Written instruction :: Give the number of lines containing the word "structured", and nothing else.
* * * *
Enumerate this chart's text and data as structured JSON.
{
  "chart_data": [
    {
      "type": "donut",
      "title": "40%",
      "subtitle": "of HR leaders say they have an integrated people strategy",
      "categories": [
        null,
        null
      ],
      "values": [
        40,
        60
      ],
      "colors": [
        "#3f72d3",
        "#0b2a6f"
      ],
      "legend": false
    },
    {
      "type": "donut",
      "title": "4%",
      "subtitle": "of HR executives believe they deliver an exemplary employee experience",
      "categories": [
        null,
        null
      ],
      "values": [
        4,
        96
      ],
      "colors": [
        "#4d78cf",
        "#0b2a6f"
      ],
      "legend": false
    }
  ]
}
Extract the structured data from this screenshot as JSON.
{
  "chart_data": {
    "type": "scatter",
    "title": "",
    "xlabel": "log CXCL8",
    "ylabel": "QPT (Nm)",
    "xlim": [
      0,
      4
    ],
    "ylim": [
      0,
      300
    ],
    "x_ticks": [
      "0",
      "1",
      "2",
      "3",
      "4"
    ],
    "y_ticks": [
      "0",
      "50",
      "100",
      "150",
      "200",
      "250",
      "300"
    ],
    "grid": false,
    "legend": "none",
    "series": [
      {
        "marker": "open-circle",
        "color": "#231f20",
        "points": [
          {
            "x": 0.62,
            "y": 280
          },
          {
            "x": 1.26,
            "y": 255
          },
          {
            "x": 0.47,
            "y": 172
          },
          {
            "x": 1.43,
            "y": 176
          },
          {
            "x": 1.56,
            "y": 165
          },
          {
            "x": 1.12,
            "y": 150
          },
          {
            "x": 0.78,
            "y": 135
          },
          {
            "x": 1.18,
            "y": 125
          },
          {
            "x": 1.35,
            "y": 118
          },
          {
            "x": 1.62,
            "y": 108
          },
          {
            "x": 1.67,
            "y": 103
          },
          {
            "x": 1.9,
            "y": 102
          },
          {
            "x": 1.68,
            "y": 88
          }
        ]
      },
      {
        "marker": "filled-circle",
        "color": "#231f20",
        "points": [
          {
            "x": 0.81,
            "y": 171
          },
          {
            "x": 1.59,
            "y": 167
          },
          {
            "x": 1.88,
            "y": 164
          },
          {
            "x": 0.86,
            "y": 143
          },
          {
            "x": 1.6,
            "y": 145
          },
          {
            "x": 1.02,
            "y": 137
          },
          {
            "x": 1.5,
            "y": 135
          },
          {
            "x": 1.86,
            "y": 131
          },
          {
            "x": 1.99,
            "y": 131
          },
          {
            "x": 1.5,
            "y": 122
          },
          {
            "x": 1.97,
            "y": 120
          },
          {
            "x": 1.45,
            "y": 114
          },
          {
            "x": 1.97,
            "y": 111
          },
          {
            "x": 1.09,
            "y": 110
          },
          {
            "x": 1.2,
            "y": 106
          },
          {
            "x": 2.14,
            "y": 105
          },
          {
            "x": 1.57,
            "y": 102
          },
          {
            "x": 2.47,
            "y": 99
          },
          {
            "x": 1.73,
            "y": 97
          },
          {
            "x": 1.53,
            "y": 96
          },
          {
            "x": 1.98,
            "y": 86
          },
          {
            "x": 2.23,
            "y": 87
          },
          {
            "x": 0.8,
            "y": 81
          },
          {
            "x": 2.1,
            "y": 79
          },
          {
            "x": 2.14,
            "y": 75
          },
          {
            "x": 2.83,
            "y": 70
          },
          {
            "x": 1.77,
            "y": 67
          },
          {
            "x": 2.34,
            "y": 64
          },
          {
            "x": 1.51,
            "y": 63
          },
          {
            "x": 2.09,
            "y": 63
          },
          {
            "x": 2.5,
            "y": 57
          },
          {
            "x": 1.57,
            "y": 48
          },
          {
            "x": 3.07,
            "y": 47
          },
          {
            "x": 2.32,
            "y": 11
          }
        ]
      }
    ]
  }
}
* * * *
Complete response :: 2